--- Problem ---
Gather all lines in the records below that include the word "zoom".

(Dataset records)
#####

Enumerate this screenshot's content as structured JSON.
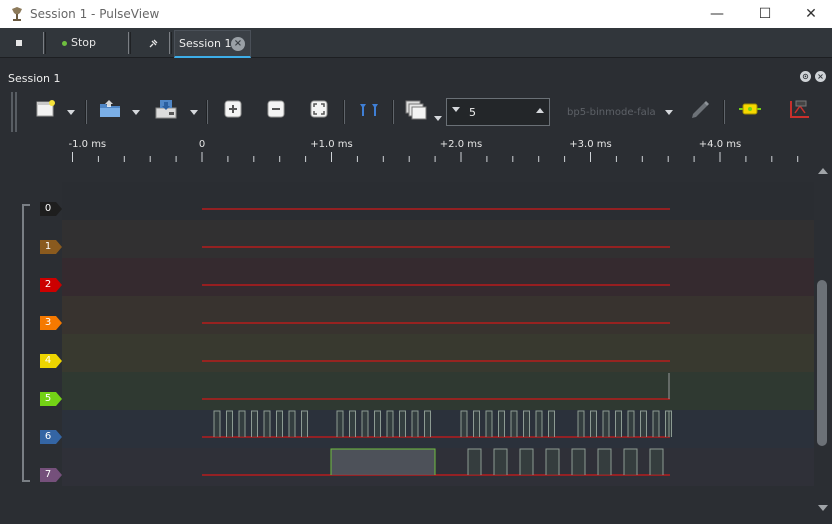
{
  "window": {
    "title": "Session 1 - PulseView",
    "minimize_glyph": "—",
    "maximize_glyph": "☐",
    "close_glyph": "✕"
  },
  "tabstrip": {
    "stop_label": "Stop",
    "stop_indicator_color": "#6fbf3f",
    "session_tab_label": "Session 1",
    "close_glyph": "×"
  },
  "session": {
    "header_label": "Session 1",
    "samples_value": "5",
    "device_name": "bp5-binmode-fala"
  },
  "ruler": {
    "labels": [
      "-1.0 ms",
      "0",
      "+1.0 ms",
      "+2.0 ms",
      "+3.0 ms",
      "+4.0 ms"
    ]
  },
  "channels": [
    {
      "name": "0",
      "color": "#1e1e1e"
    },
    {
      "name": "1",
      "color": "#8a5a1e"
    },
    {
      "name": "2",
      "color": "#cc0000"
    },
    {
      "name": "3",
      "color": "#f57900"
    },
    {
      "name": "4",
      "color": "#edd400"
    },
    {
      "name": "5",
      "color": "#73d216"
    },
    {
      "name": "6",
      "color": "#3465a4"
    },
    {
      "name": "7",
      "color": "#75507b"
    }
  ],
  "icons": {
    "app": "pulseview-icon",
    "new": "new-view-icon",
    "open": "open-folder-icon",
    "save": "save-icon",
    "zoom_in": "zoom-in-icon",
    "zoom_out": "zoom-out-icon",
    "zoom_fit": "zoom-fit-icon",
    "cursor": "cursor-icon",
    "samples": "sample-count-icon",
    "config": "device-config-icon",
    "channels": "channels-icon",
    "decoder": "decoder-icon"
  }
}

#####

--- Problem solution ---
    "zoom_in": "zoom-in-icon",
    "zoom_out": "zoom-out-icon",
    "zoom_fit": "zoom-fit-icon",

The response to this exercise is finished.